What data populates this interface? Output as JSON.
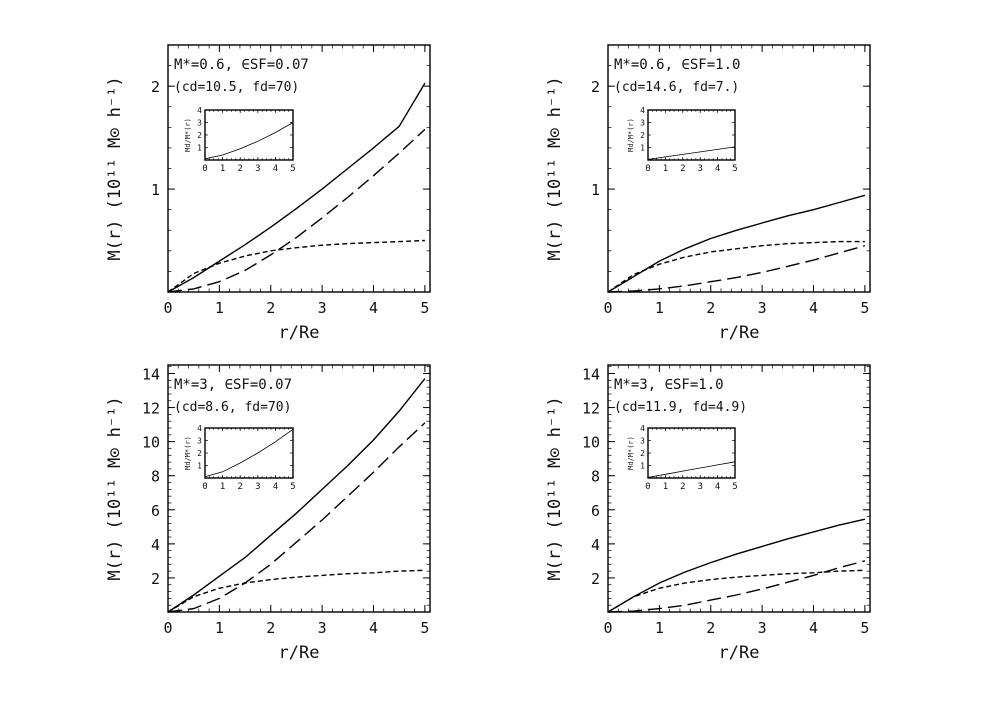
{
  "chart_data": [
    {
      "type": "line",
      "panel": "top-left",
      "label_line1": "M*=0.6, ∈SF=0.07",
      "label_line2": "(cd=10.5, fd=70)",
      "xlabel": "r/Re",
      "ylabel": "M(r)  (10¹¹ M⊙ h⁻¹)",
      "xlim": [
        0,
        5.1
      ],
      "ylim": [
        0,
        2.4
      ],
      "xticks": [
        0,
        1,
        2,
        3,
        4,
        5
      ],
      "yticks": [
        1,
        2
      ],
      "x": [
        0,
        0.5,
        1,
        1.5,
        2,
        2.5,
        3,
        3.5,
        4,
        4.5,
        5
      ],
      "series": [
        {
          "style": "solid",
          "values": [
            0,
            0.14,
            0.3,
            0.46,
            0.63,
            0.81,
            1.0,
            1.2,
            1.4,
            1.61,
            2.03
          ]
        },
        {
          "style": "long-dash",
          "values": [
            0,
            0.03,
            0.1,
            0.21,
            0.36,
            0.53,
            0.72,
            0.92,
            1.13,
            1.35,
            1.58
          ]
        },
        {
          "style": "short-dash",
          "values": [
            0,
            0.18,
            0.28,
            0.35,
            0.4,
            0.43,
            0.455,
            0.47,
            0.48,
            0.49,
            0.5
          ]
        }
      ],
      "inset": {
        "ylabel": "Md/M*(r)",
        "xlim": [
          0,
          5
        ],
        "ylim": [
          0,
          4
        ],
        "xticks": [
          0,
          1,
          2,
          3,
          4,
          5
        ],
        "yticks": [
          1,
          2,
          3,
          4
        ],
        "x": [
          0,
          1,
          2,
          3,
          4,
          5
        ],
        "values": [
          0.1,
          0.4,
          0.9,
          1.5,
          2.2,
          3.0
        ]
      }
    },
    {
      "type": "line",
      "panel": "top-right",
      "label_line1": "M*=0.6, ∈SF=1.0",
      "label_line2": "(cd=14.6, fd=7.)",
      "xlabel": "r/Re",
      "ylabel": "M(r)  (10¹¹ M⊙ h⁻¹)",
      "xlim": [
        0,
        5.1
      ],
      "ylim": [
        0,
        2.4
      ],
      "xticks": [
        0,
        1,
        2,
        3,
        4,
        5
      ],
      "yticks": [
        1,
        2
      ],
      "x": [
        0,
        0.5,
        1,
        1.5,
        2,
        2.5,
        3,
        3.5,
        4,
        4.5,
        5
      ],
      "series": [
        {
          "style": "solid",
          "values": [
            0,
            0.15,
            0.3,
            0.42,
            0.52,
            0.6,
            0.67,
            0.74,
            0.8,
            0.87,
            0.94
          ]
        },
        {
          "style": "long-dash",
          "values": [
            0,
            0.01,
            0.03,
            0.06,
            0.1,
            0.14,
            0.19,
            0.25,
            0.31,
            0.38,
            0.45
          ]
        },
        {
          "style": "short-dash",
          "values": [
            0,
            0.17,
            0.27,
            0.34,
            0.39,
            0.42,
            0.45,
            0.47,
            0.48,
            0.49,
            0.49
          ]
        }
      ],
      "inset": {
        "ylabel": "Md/M*(r)",
        "xlim": [
          0,
          5
        ],
        "ylim": [
          0,
          4
        ],
        "xticks": [
          0,
          1,
          2,
          3,
          4,
          5
        ],
        "yticks": [
          1,
          2,
          3,
          4
        ],
        "x": [
          0,
          1,
          2,
          3,
          4,
          5
        ],
        "values": [
          0.05,
          0.25,
          0.45,
          0.65,
          0.85,
          1.05
        ]
      }
    },
    {
      "type": "line",
      "panel": "bottom-left",
      "label_line1": "M*=3, ∈SF=0.07",
      "label_line2": "(cd=8.6, fd=70)",
      "xlabel": "r/Re",
      "ylabel": "M(r)  (10¹¹ M⊙ h⁻¹)",
      "xlim": [
        0,
        5.1
      ],
      "ylim": [
        0,
        14.5
      ],
      "xticks": [
        0,
        1,
        2,
        3,
        4,
        5
      ],
      "yticks": [
        2,
        4,
        6,
        8,
        10,
        12,
        14
      ],
      "x": [
        0,
        0.5,
        1,
        1.5,
        2,
        2.5,
        3,
        3.5,
        4,
        4.5,
        5
      ],
      "series": [
        {
          "style": "solid",
          "values": [
            0,
            1.0,
            2.1,
            3.2,
            4.5,
            5.8,
            7.2,
            8.6,
            10.1,
            11.8,
            13.7
          ]
        },
        {
          "style": "long-dash",
          "values": [
            0,
            0.2,
            0.8,
            1.7,
            2.8,
            4.1,
            5.4,
            6.8,
            8.2,
            9.7,
            11.1
          ]
        },
        {
          "style": "short-dash",
          "values": [
            0,
            0.9,
            1.4,
            1.7,
            1.9,
            2.05,
            2.15,
            2.25,
            2.3,
            2.4,
            2.45
          ]
        }
      ],
      "inset": {
        "ylabel": "Md/M*(r)",
        "xlim": [
          0,
          5
        ],
        "ylim": [
          0,
          4
        ],
        "xticks": [
          0,
          1,
          2,
          3,
          4,
          5
        ],
        "yticks": [
          1,
          2,
          3,
          4
        ],
        "x": [
          0,
          1,
          2,
          3,
          4,
          5
        ],
        "values": [
          0.1,
          0.5,
          1.2,
          2.0,
          2.9,
          3.9
        ]
      }
    },
    {
      "type": "line",
      "panel": "bottom-right",
      "label_line1": "M*=3, ∈SF=1.0",
      "label_line2": "(cd=11.9, fd=4.9)",
      "xlabel": "r/Re",
      "ylabel": "M(r)  (10¹¹ M⊙ h⁻¹)",
      "xlim": [
        0,
        5.1
      ],
      "ylim": [
        0,
        14.5
      ],
      "xticks": [
        0,
        1,
        2,
        3,
        4,
        5
      ],
      "yticks": [
        2,
        4,
        6,
        8,
        10,
        12,
        14
      ],
      "x": [
        0,
        0.5,
        1,
        1.5,
        2,
        2.5,
        3,
        3.5,
        4,
        4.5,
        5
      ],
      "series": [
        {
          "style": "solid",
          "values": [
            0,
            0.9,
            1.7,
            2.35,
            2.9,
            3.4,
            3.85,
            4.3,
            4.7,
            5.1,
            5.45
          ]
        },
        {
          "style": "long-dash",
          "values": [
            0,
            0.05,
            0.2,
            0.4,
            0.7,
            1.0,
            1.35,
            1.75,
            2.15,
            2.6,
            3.0
          ]
        },
        {
          "style": "short-dash",
          "values": [
            0,
            0.9,
            1.4,
            1.7,
            1.9,
            2.05,
            2.15,
            2.25,
            2.3,
            2.4,
            2.45
          ]
        }
      ],
      "inset": {
        "ylabel": "Md/M*(r)",
        "xlim": [
          0,
          5
        ],
        "ylim": [
          0,
          4
        ],
        "xticks": [
          0,
          1,
          2,
          3,
          4,
          5
        ],
        "yticks": [
          1,
          2,
          3,
          4
        ],
        "x": [
          0,
          1,
          2,
          3,
          4,
          5
        ],
        "values": [
          0.05,
          0.3,
          0.55,
          0.8,
          1.05,
          1.3
        ]
      }
    }
  ]
}
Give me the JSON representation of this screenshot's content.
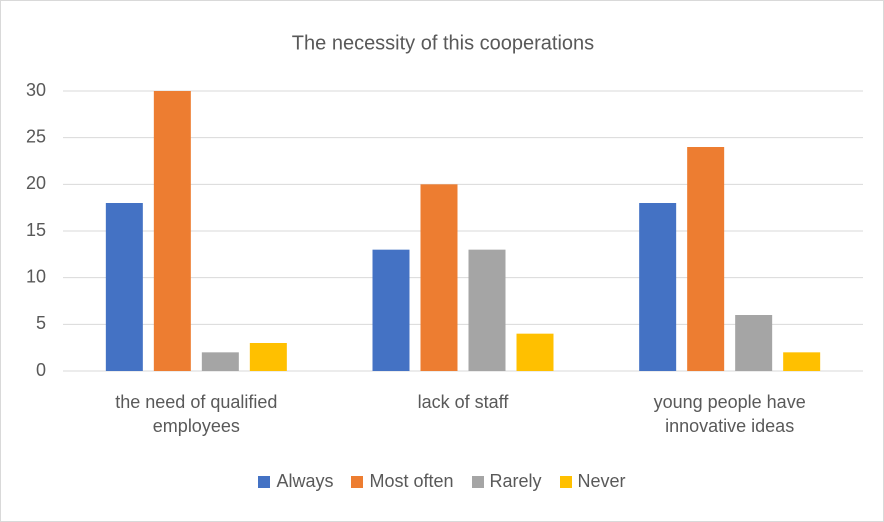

====

◆ **Aim of the exercise**: Quote all the records verbatim, dropping any pictures from your copy.

◆ **Exercise response**:
What data populates this interface? Output as JSON.
{
  "chart_data": [
    {
      "type": "line",
      "panel": "top-left",
      "label_line1": "M*=0.6, ∈SF=0.07",
      "label_line2": "(cd=10.5, fd=70)",
      "xlabel": "r/Re",
      "ylabel": "M(r)  (10¹¹ M⊙ h⁻¹)",
      "xlim": [
        0,
        5.1
      ],
      "ylim": [
        0,
        2.4
      ],
      "xticks": [
        0,
        1,
        2,
        3,
        4,
        5
      ],
      "yticks": [
        1,
        2
      ],
      "x": [
        0,
        0.5,
        1,
        1.5,
        2,
        2.5,
        3,
        3.5,
        4,
        4.5,
        5
      ],
      "series": [
        {
          "style": "solid",
          "values": [
            0,
            0.14,
            0.3,
            0.46,
            0.63,
            0.81,
            1.0,
            1.2,
            1.4,
            1.61,
            2.03
          ]
        },
        {
          "style": "long-dash",
          "values": [
            0,
            0.03,
            0.1,
            0.21,
            0.36,
            0.53,
            0.72,
            0.92,
            1.13,
            1.35,
            1.58
          ]
        },
        {
          "style": "short-dash",
          "values": [
            0,
            0.18,
            0.28,
            0.35,
            0.4,
            0.43,
            0.455,
            0.47,
            0.48,
            0.49,
            0.5
          ]
        }
      ],
      "inset": {
        "ylabel": "Md/M*(r)",
        "xlim": [
          0,
          5
        ],
        "ylim": [
          0,
          4
        ],
        "xticks": [
          0,
          1,
          2,
          3,
          4,
          5
        ],
        "yticks": [
          1,
          2,
          3,
          4
        ],
        "x": [
          0,
          1,
          2,
          3,
          4,
          5
        ],
        "values": [
          0.1,
          0.4,
          0.9,
          1.5,
          2.2,
          3.0
        ]
      }
    },
    {
      "type": "line",
      "panel": "top-right",
      "label_line1": "M*=0.6, ∈SF=1.0",
      "label_line2": "(cd=14.6, fd=7.)",
      "xlabel": "r/Re",
      "ylabel": "M(r)  (10¹¹ M⊙ h⁻¹)",
      "xlim": [
        0,
        5.1
      ],
      "ylim": [
        0,
        2.4
      ],
      "xticks": [
        0,
        1,
        2,
        3,
        4,
        5
      ],
      "yticks": [
        1,
        2
      ],
      "x": [
        0,
        0.5,
        1,
        1.5,
        2,
        2.5,
        3,
        3.5,
        4,
        4.5,
        5
      ],
      "series": [
        {
          "style": "solid",
          "values": [
            0,
            0.15,
            0.3,
            0.42,
            0.52,
            0.6,
            0.67,
            0.74,
            0.8,
            0.87,
            0.94
          ]
        },
        {
          "style": "long-dash",
          "values": [
            0,
            0.01,
            0.03,
            0.06,
            0.1,
            0.14,
            0.19,
            0.25,
            0.31,
            0.38,
            0.45
          ]
        },
        {
          "style": "short-dash",
          "values": [
            0,
            0.17,
            0.27,
            0.34,
            0.39,
            0.42,
            0.45,
            0.47,
            0.48,
            0.49,
            0.49
          ]
        }
      ],
      "inset": {
        "ylabel": "Md/M*(r)",
        "xlim": [
          0,
          5
        ],
        "ylim": [
          0,
          4
        ],
        "xticks": [
          0,
          1,
          2,
          3,
          4,
          5
        ],
        "yticks": [
          1,
          2,
          3,
          4
        ],
        "x": [
          0,
          1,
          2,
          3,
          4,
          5
        ],
        "values": [
          0.05,
          0.25,
          0.45,
          0.65,
          0.85,
          1.05
        ]
      }
    },
    {
      "type": "line",
      "panel": "bottom-left",
      "label_line1": "M*=3, ∈SF=0.07",
      "label_line2": "(cd=8.6, fd=70)",
      "xlabel": "r/Re",
      "ylabel": "M(r)  (10¹¹ M⊙ h⁻¹)",
      "xlim": [
        0,
        5.1
      ],
      "ylim": [
        0,
        14.5
      ],
      "xticks": [
        0,
        1,
        2,
        3,
        4,
        5
      ],
      "yticks": [
        2,
        4,
        6,
        8,
        10,
        12,
        14
      ],
      "x": [
        0,
        0.5,
        1,
        1.5,
        2,
        2.5,
        3,
        3.5,
        4,
        4.5,
        5
      ],
      "series": [
        {
          "style": "solid",
          "values": [
            0,
            1.0,
            2.1,
            3.2,
            4.5,
            5.8,
            7.2,
            8.6,
            10.1,
            11.8,
            13.7
          ]
        },
        {
          "style": "long-dash",
          "values": [
            0,
            0.2,
            0.8,
            1.7,
            2.8,
            4.1,
            5.4,
            6.8,
            8.2,
            9.7,
            11.1
          ]
        },
        {
          "style": "short-dash",
          "values": [
            0,
            0.9,
            1.4,
            1.7,
            1.9,
            2.05,
            2.15,
            2.25,
            2.3,
            2.4,
            2.45
          ]
        }
      ],
      "inset": {
        "ylabel": "Md/M*(r)",
        "xlim": [
          0,
          5
        ],
        "ylim": [
          0,
          4
        ],
        "xticks": [
          0,
          1,
          2,
          3,
          4,
          5
        ],
        "yticks": [
          1,
          2,
          3,
          4
        ],
        "x": [
          0,
          1,
          2,
          3,
          4,
          5
        ],
        "values": [
          0.1,
          0.5,
          1.2,
          2.0,
          2.9,
          3.9
        ]
      }
    },
    {
      "type": "line",
      "panel": "bottom-right",
      "label_line1": "M*=3, ∈SF=1.0",
      "label_line2": "(cd=11.9, fd=4.9)",
      "xlabel": "r/Re",
      "ylabel": "M(r)  (10¹¹ M⊙ h⁻¹)",
      "xlim": [
        0,
        5.1
      ],
      "ylim": [
        0,
        14.5
      ],
      "xticks": [
        0,
        1,
        2,
        3,
        4,
        5
      ],
      "yticks": [
        2,
        4,
        6,
        8,
        10,
        12,
        14
      ],
      "x": [
        0,
        0.5,
        1,
        1.5,
        2,
        2.5,
        3,
        3.5,
        4,
        4.5,
        5
      ],
      "series": [
        {
          "style": "solid",
          "values": [
            0,
            0.9,
            1.7,
            2.35,
            2.9,
            3.4,
            3.85,
            4.3,
            4.7,
            5.1,
            5.45
          ]
        },
        {
          "style": "long-dash",
          "values": [
            0,
            0.05,
            0.2,
            0.4,
            0.7,
            1.0,
            1.35,
            1.75,
            2.15,
            2.6,
            3.0
          ]
        },
        {
          "style": "short-dash",
          "values": [
            0,
            0.9,
            1.4,
            1.7,
            1.9,
            2.05,
            2.15,
            2.25,
            2.3,
            2.4,
            2.45
          ]
        }
      ],
      "inset": {
        "ylabel": "Md/M*(r)",
        "xlim": [
          0,
          5
        ],
        "ylim": [
          0,
          4
        ],
        "xticks": [
          0,
          1,
          2,
          3,
          4,
          5
        ],
        "yticks": [
          1,
          2,
          3,
          4
        ],
        "x": [
          0,
          1,
          2,
          3,
          4,
          5
        ],
        "values": [
          0.05,
          0.3,
          0.55,
          0.8,
          1.05,
          1.3
        ]
      }
    }
  ]
}
Give me the JSON representation of this screenshot's content.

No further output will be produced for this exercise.